PROBLEM DESCRIPTION >>
Locate the string "ylabel" in the records below. Copy every line where it occurs.

# start of EXTRACTED RECORDS

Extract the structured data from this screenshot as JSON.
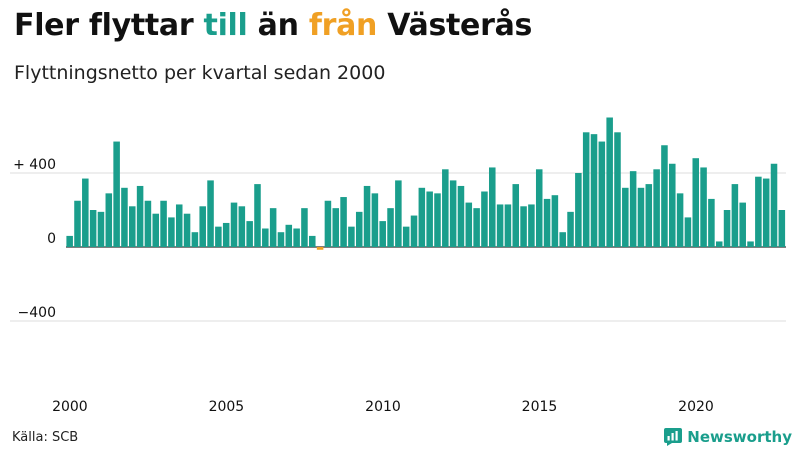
{
  "header": {
    "title_part1": "Fler flyttar ",
    "title_word_in": "till",
    "title_part2": " än ",
    "title_word_out": "från",
    "title_part3": " Västerås",
    "subtitle": "Flyttningsnetto per kvartal sedan 2000"
  },
  "footer": {
    "source": "Källa: SCB",
    "brand": "Newsworthy"
  },
  "colors": {
    "positive": "#1a9e8c",
    "negative": "#f0a024",
    "grid": "#dddddd",
    "zero_line": "#333333",
    "brand": "#1a9e8c"
  },
  "chart_data": {
    "type": "bar",
    "title": "Fler flyttar till än från Västerås",
    "subtitle": "Flyttningsnetto per kvartal sedan 2000",
    "xlabel": "",
    "ylabel": "",
    "ylim": [
      -700,
      760
    ],
    "grid": true,
    "y_ticks": [
      {
        "value": 400,
        "label": "+ 400"
      },
      {
        "value": 0,
        "label": "0"
      },
      {
        "value": -400,
        "label": "−400"
      }
    ],
    "x_ticks": [
      {
        "year": 2000,
        "label": "2000"
      },
      {
        "year": 2005,
        "label": "2005"
      },
      {
        "year": 2010,
        "label": "2010"
      },
      {
        "year": 2015,
        "label": "2015"
      },
      {
        "year": 2020,
        "label": "2020"
      }
    ],
    "start_year": 2000,
    "start_quarter": 1,
    "values": [
      60,
      250,
      370,
      200,
      190,
      290,
      570,
      320,
      220,
      330,
      250,
      180,
      250,
      160,
      230,
      180,
      80,
      220,
      360,
      110,
      130,
      240,
      220,
      140,
      340,
      100,
      210,
      80,
      120,
      100,
      210,
      60,
      -15,
      250,
      210,
      270,
      110,
      190,
      330,
      290,
      140,
      210,
      360,
      110,
      170,
      320,
      300,
      290,
      420,
      360,
      330,
      240,
      210,
      300,
      430,
      230,
      230,
      340,
      220,
      230,
      420,
      260,
      280,
      80,
      190,
      400,
      620,
      610,
      570,
      700,
      620,
      320,
      410,
      320,
      340,
      420,
      550,
      450,
      290,
      160,
      480,
      430,
      260,
      30,
      200,
      340,
      240,
      30,
      380,
      370,
      450,
      200
    ]
  }
}
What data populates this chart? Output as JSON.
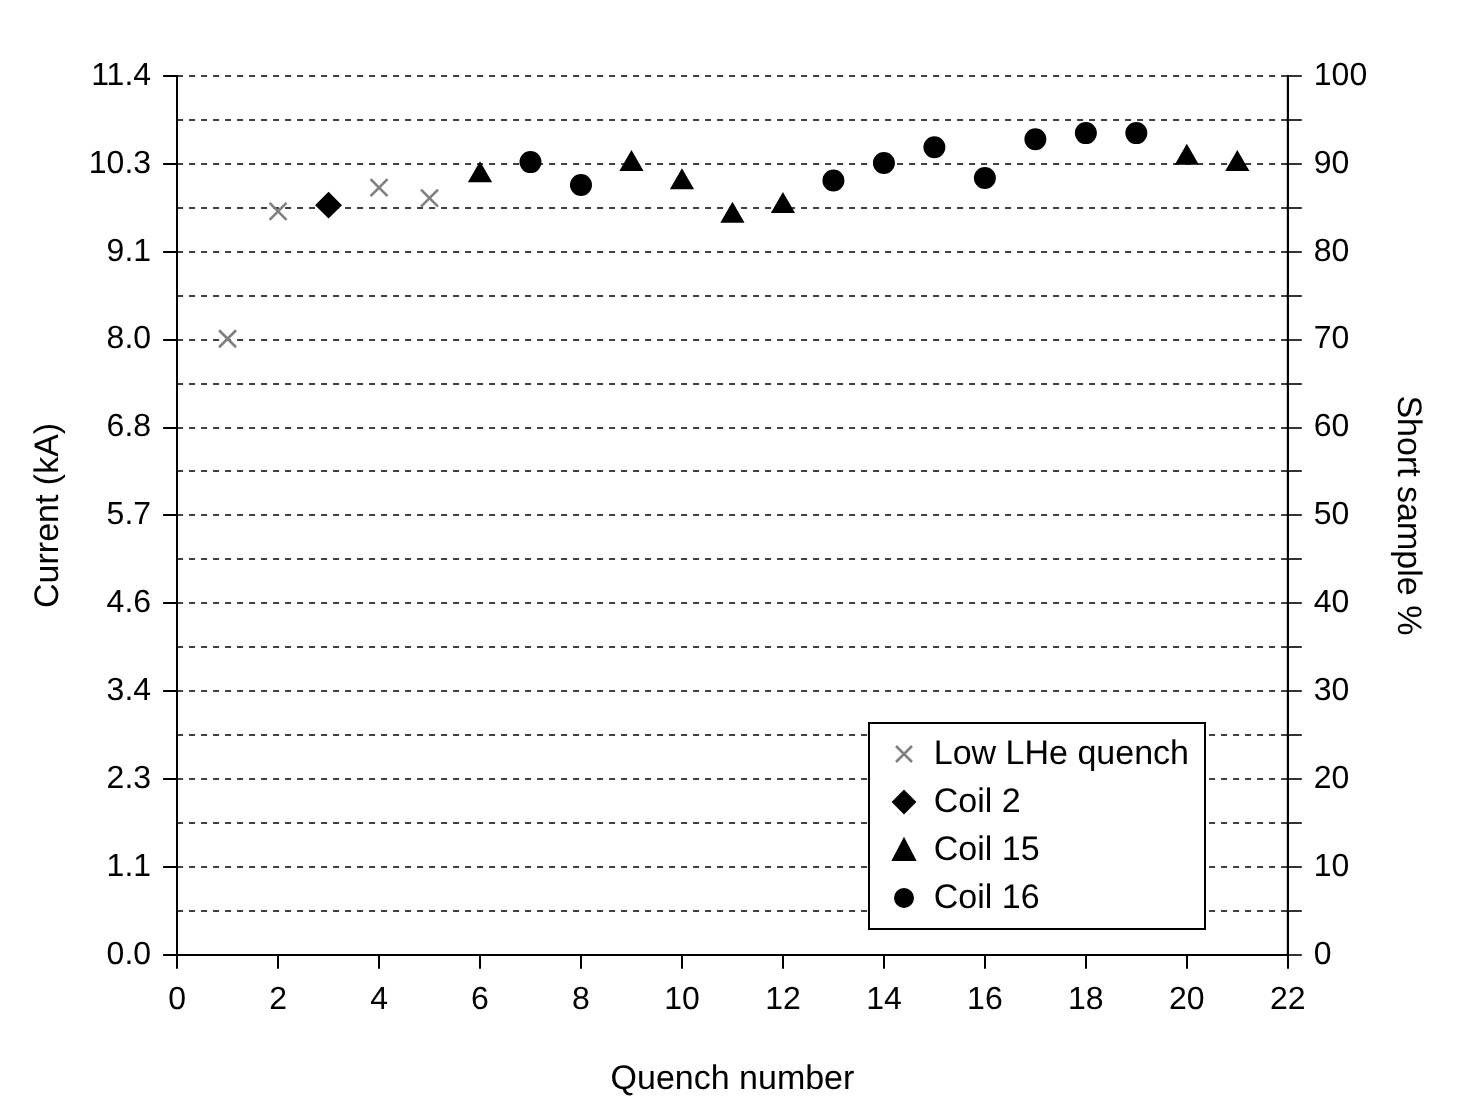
{
  "chart_data": {
    "type": "scatter",
    "xlabel": "Quench number",
    "ylabel": "Current (kA)",
    "y2label": "Short sample %",
    "series": [
      {
        "name": "Low LHe quench",
        "color": "#808080",
        "marker": "cross",
        "axis": "y2",
        "x": [
          1,
          2,
          4,
          5
        ],
        "values": [
          70.1,
          84.6,
          87.3,
          86.1
        ]
      },
      {
        "name": "Coil 2",
        "color": "#000000",
        "marker": "diamond",
        "axis": "y2",
        "x": [
          3
        ],
        "values": [
          85.3
        ]
      },
      {
        "name": "Coil 15",
        "color": "#000000",
        "marker": "triangle",
        "axis": "y2",
        "x": [
          6,
          9,
          10,
          11,
          12,
          20,
          21
        ],
        "values": [
          88.7,
          90.0,
          87.9,
          84.1,
          85.2,
          90.7,
          90.0
        ]
      },
      {
        "name": "Coil 16",
        "color": "#000000",
        "marker": "circle",
        "axis": "y2",
        "x": [
          7,
          8,
          13,
          14,
          15,
          16,
          17,
          18,
          19
        ],
        "values": [
          90.2,
          87.6,
          88.1,
          90.1,
          91.9,
          88.4,
          92.8,
          93.5,
          93.5
        ]
      }
    ],
    "xlim": [
      0,
      22
    ],
    "xticks": [
      0,
      2,
      4,
      6,
      8,
      10,
      12,
      14,
      16,
      18,
      20,
      22
    ],
    "ylim": [
      0,
      11.4
    ],
    "yticks": [
      {
        "value": 0,
        "label": "0.0"
      },
      {
        "value": 1.14,
        "label": "1.1"
      },
      {
        "value": 2.28,
        "label": "2.3"
      },
      {
        "value": 3.42,
        "label": "3.4"
      },
      {
        "value": 4.56,
        "label": "4.6"
      },
      {
        "value": 5.7,
        "label": "5.7"
      },
      {
        "value": 6.84,
        "label": "6.8"
      },
      {
        "value": 7.98,
        "label": "8.0"
      },
      {
        "value": 9.12,
        "label": "9.1"
      },
      {
        "value": 10.26,
        "label": "10.3"
      },
      {
        "value": 11.4,
        "label": "11.4"
      }
    ],
    "y2lim": [
      0,
      100
    ],
    "y2ticks": [
      0,
      {
        "value": 5,
        "label": null
      },
      10,
      {
        "value": 15,
        "label": null
      },
      20,
      {
        "value": 25,
        "label": null
      },
      30,
      {
        "value": 35,
        "label": null
      },
      40,
      {
        "value": 45,
        "label": null
      },
      50,
      {
        "value": 55,
        "label": null
      },
      60,
      {
        "value": 65,
        "label": null
      },
      70,
      {
        "value": 75,
        "label": null
      },
      80,
      {
        "value": 85,
        "label": null
      },
      90,
      {
        "value": 95,
        "label": null
      },
      100
    ],
    "grid": "y2",
    "legend": "bottom right"
  }
}
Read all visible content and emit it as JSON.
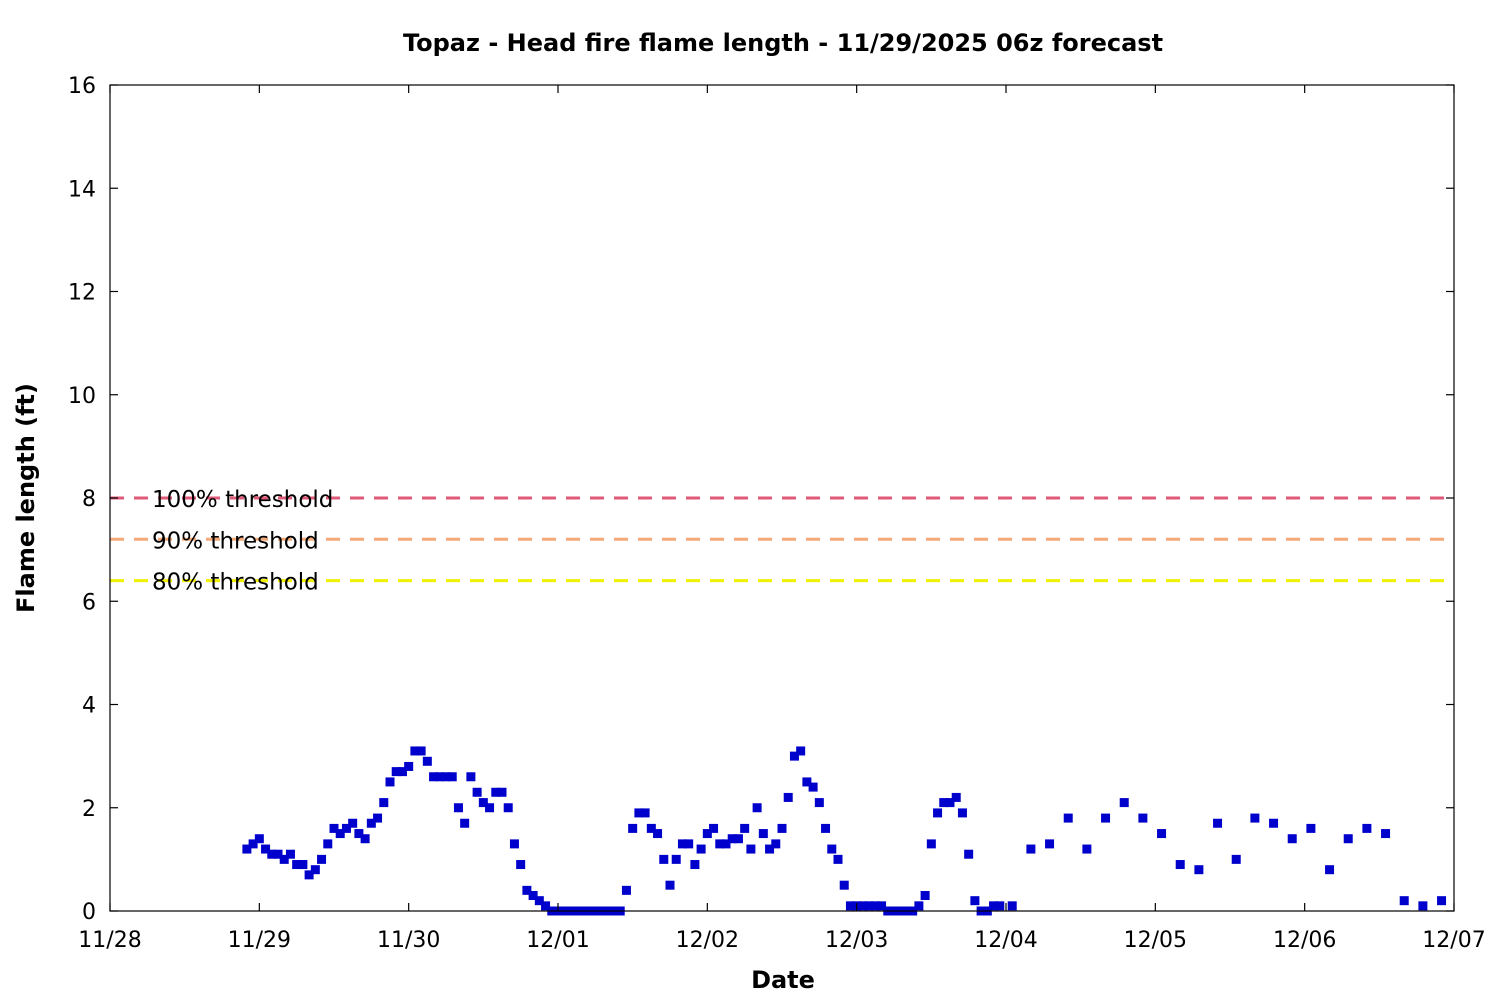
{
  "chart_data": {
    "type": "scatter",
    "title": "Topaz - Head fire flame length - 11/29/2025 06z forecast",
    "xlabel": "Date",
    "ylabel": "Flame length (ft)",
    "xlim": [
      "2025-11-28 00:00",
      "2025-12-07 00:00"
    ],
    "ylim": [
      0,
      16
    ],
    "x_ticks": [
      "11/28",
      "11/29",
      "11/30",
      "12/01",
      "12/02",
      "12/03",
      "12/04",
      "12/05",
      "12/06",
      "12/07"
    ],
    "y_ticks": [
      "0",
      "2",
      "4",
      "6",
      "8",
      "10",
      "12",
      "14",
      "16"
    ],
    "grid": false,
    "thresholds": [
      {
        "name": "100% threshold",
        "value": 8.0,
        "color": "#e05a78"
      },
      {
        "name": "90% threshold",
        "value": 7.2,
        "color": "#f5a878"
      },
      {
        "name": "80% threshold",
        "value": 6.4,
        "color": "#f0f000"
      }
    ],
    "marker_color": "#0000cc",
    "series": [
      {
        "points": [
          [
            "2025-11-28 22:00",
            1.2
          ],
          [
            "2025-11-28 23:00",
            1.3
          ],
          [
            "2025-11-29 00:00",
            1.4
          ],
          [
            "2025-11-29 01:00",
            1.2
          ],
          [
            "2025-11-29 02:00",
            1.1
          ],
          [
            "2025-11-29 03:00",
            1.1
          ],
          [
            "2025-11-29 04:00",
            1.0
          ],
          [
            "2025-11-29 05:00",
            1.1
          ],
          [
            "2025-11-29 06:00",
            0.9
          ],
          [
            "2025-11-29 07:00",
            0.9
          ],
          [
            "2025-11-29 08:00",
            0.7
          ],
          [
            "2025-11-29 09:00",
            0.8
          ],
          [
            "2025-11-29 10:00",
            1.0
          ],
          [
            "2025-11-29 11:00",
            1.3
          ],
          [
            "2025-11-29 12:00",
            1.6
          ],
          [
            "2025-11-29 13:00",
            1.5
          ],
          [
            "2025-11-29 14:00",
            1.6
          ],
          [
            "2025-11-29 15:00",
            1.7
          ],
          [
            "2025-11-29 16:00",
            1.5
          ],
          [
            "2025-11-29 17:00",
            1.4
          ],
          [
            "2025-11-29 18:00",
            1.7
          ],
          [
            "2025-11-29 19:00",
            1.8
          ],
          [
            "2025-11-29 20:00",
            2.1
          ],
          [
            "2025-11-29 21:00",
            2.5
          ],
          [
            "2025-11-29 22:00",
            2.7
          ],
          [
            "2025-11-29 23:00",
            2.7
          ],
          [
            "2025-11-30 00:00",
            2.8
          ],
          [
            "2025-11-30 01:00",
            3.1
          ],
          [
            "2025-11-30 02:00",
            3.1
          ],
          [
            "2025-11-30 03:00",
            2.9
          ],
          [
            "2025-11-30 04:00",
            2.6
          ],
          [
            "2025-11-30 05:00",
            2.6
          ],
          [
            "2025-11-30 06:00",
            2.6
          ],
          [
            "2025-11-30 07:00",
            2.6
          ],
          [
            "2025-11-30 08:00",
            2.0
          ],
          [
            "2025-11-30 09:00",
            1.7
          ],
          [
            "2025-11-30 10:00",
            2.6
          ],
          [
            "2025-11-30 11:00",
            2.3
          ],
          [
            "2025-11-30 12:00",
            2.1
          ],
          [
            "2025-11-30 13:00",
            2.0
          ],
          [
            "2025-11-30 14:00",
            2.3
          ],
          [
            "2025-11-30 15:00",
            2.3
          ],
          [
            "2025-11-30 16:00",
            2.0
          ],
          [
            "2025-11-30 17:00",
            1.3
          ],
          [
            "2025-11-30 18:00",
            0.9
          ],
          [
            "2025-11-30 19:00",
            0.4
          ],
          [
            "2025-11-30 20:00",
            0.3
          ],
          [
            "2025-11-30 21:00",
            0.2
          ],
          [
            "2025-11-30 22:00",
            0.1
          ],
          [
            "2025-11-30 23:00",
            0.0
          ],
          [
            "2025-12-01 00:00",
            0.0
          ],
          [
            "2025-12-01 01:00",
            0.0
          ],
          [
            "2025-12-01 02:00",
            0.0
          ],
          [
            "2025-12-01 03:00",
            0.0
          ],
          [
            "2025-12-01 04:00",
            0.0
          ],
          [
            "2025-12-01 05:00",
            0.0
          ],
          [
            "2025-12-01 06:00",
            0.0
          ],
          [
            "2025-12-01 07:00",
            0.0
          ],
          [
            "2025-12-01 08:00",
            0.0
          ],
          [
            "2025-12-01 09:00",
            0.0
          ],
          [
            "2025-12-01 10:00",
            0.0
          ],
          [
            "2025-12-01 11:00",
            0.4
          ],
          [
            "2025-12-01 12:00",
            1.6
          ],
          [
            "2025-12-01 13:00",
            1.9
          ],
          [
            "2025-12-01 14:00",
            1.9
          ],
          [
            "2025-12-01 15:00",
            1.6
          ],
          [
            "2025-12-01 16:00",
            1.5
          ],
          [
            "2025-12-01 17:00",
            1.0
          ],
          [
            "2025-12-01 18:00",
            0.5
          ],
          [
            "2025-12-01 19:00",
            1.0
          ],
          [
            "2025-12-01 20:00",
            1.3
          ],
          [
            "2025-12-01 21:00",
            1.3
          ],
          [
            "2025-12-01 22:00",
            0.9
          ],
          [
            "2025-12-01 23:00",
            1.2
          ],
          [
            "2025-12-02 00:00",
            1.5
          ],
          [
            "2025-12-02 01:00",
            1.6
          ],
          [
            "2025-12-02 02:00",
            1.3
          ],
          [
            "2025-12-02 03:00",
            1.3
          ],
          [
            "2025-12-02 04:00",
            1.4
          ],
          [
            "2025-12-02 05:00",
            1.4
          ],
          [
            "2025-12-02 06:00",
            1.6
          ],
          [
            "2025-12-02 07:00",
            1.2
          ],
          [
            "2025-12-02 08:00",
            2.0
          ],
          [
            "2025-12-02 09:00",
            1.5
          ],
          [
            "2025-12-02 10:00",
            1.2
          ],
          [
            "2025-12-02 11:00",
            1.3
          ],
          [
            "2025-12-02 12:00",
            1.6
          ],
          [
            "2025-12-02 13:00",
            2.2
          ],
          [
            "2025-12-02 14:00",
            3.0
          ],
          [
            "2025-12-02 15:00",
            3.1
          ],
          [
            "2025-12-02 16:00",
            2.5
          ],
          [
            "2025-12-02 17:00",
            2.4
          ],
          [
            "2025-12-02 18:00",
            2.1
          ],
          [
            "2025-12-02 19:00",
            1.6
          ],
          [
            "2025-12-02 20:00",
            1.2
          ],
          [
            "2025-12-02 21:00",
            1.0
          ],
          [
            "2025-12-02 22:00",
            0.5
          ],
          [
            "2025-12-02 23:00",
            0.1
          ],
          [
            "2025-12-03 00:00",
            0.1
          ],
          [
            "2025-12-03 01:00",
            0.1
          ],
          [
            "2025-12-03 02:00",
            0.1
          ],
          [
            "2025-12-03 03:00",
            0.1
          ],
          [
            "2025-12-03 04:00",
            0.1
          ],
          [
            "2025-12-03 05:00",
            0.0
          ],
          [
            "2025-12-03 06:00",
            0.0
          ],
          [
            "2025-12-03 07:00",
            0.0
          ],
          [
            "2025-12-03 08:00",
            0.0
          ],
          [
            "2025-12-03 09:00",
            0.0
          ],
          [
            "2025-12-03 10:00",
            0.1
          ],
          [
            "2025-12-03 11:00",
            0.3
          ],
          [
            "2025-12-03 12:00",
            1.3
          ],
          [
            "2025-12-03 13:00",
            1.9
          ],
          [
            "2025-12-03 14:00",
            2.1
          ],
          [
            "2025-12-03 15:00",
            2.1
          ],
          [
            "2025-12-03 16:00",
            2.2
          ],
          [
            "2025-12-03 17:00",
            1.9
          ],
          [
            "2025-12-03 18:00",
            1.1
          ],
          [
            "2025-12-03 19:00",
            0.2
          ],
          [
            "2025-12-03 20:00",
            0.0
          ],
          [
            "2025-12-03 21:00",
            0.0
          ],
          [
            "2025-12-03 22:00",
            0.1
          ],
          [
            "2025-12-03 23:00",
            0.1
          ],
          [
            "2025-12-04 01:00",
            0.1
          ],
          [
            "2025-12-04 04:00",
            1.2
          ],
          [
            "2025-12-04 07:00",
            1.3
          ],
          [
            "2025-12-04 10:00",
            1.8
          ],
          [
            "2025-12-04 13:00",
            1.2
          ],
          [
            "2025-12-04 16:00",
            1.8
          ],
          [
            "2025-12-04 19:00",
            2.1
          ],
          [
            "2025-12-04 22:00",
            1.8
          ],
          [
            "2025-12-05 01:00",
            1.5
          ],
          [
            "2025-12-05 04:00",
            0.9
          ],
          [
            "2025-12-05 07:00",
            0.8
          ],
          [
            "2025-12-05 10:00",
            1.7
          ],
          [
            "2025-12-05 13:00",
            1.0
          ],
          [
            "2025-12-05 16:00",
            1.8
          ],
          [
            "2025-12-05 19:00",
            1.7
          ],
          [
            "2025-12-05 22:00",
            1.4
          ],
          [
            "2025-12-06 01:00",
            1.6
          ],
          [
            "2025-12-06 04:00",
            0.8
          ],
          [
            "2025-12-06 07:00",
            1.4
          ],
          [
            "2025-12-06 10:00",
            1.6
          ],
          [
            "2025-12-06 13:00",
            1.5
          ],
          [
            "2025-12-06 16:00",
            0.2
          ],
          [
            "2025-12-06 19:00",
            0.1
          ],
          [
            "2025-12-06 22:00",
            0.2
          ]
        ]
      }
    ]
  }
}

# end of EXTRACTED RECORDS

REPLY TO THE EXERCISE >>
    "ylabel": "",
    "ylabel": "Current (kA)",
    "ylabel": "Flame length (ft)",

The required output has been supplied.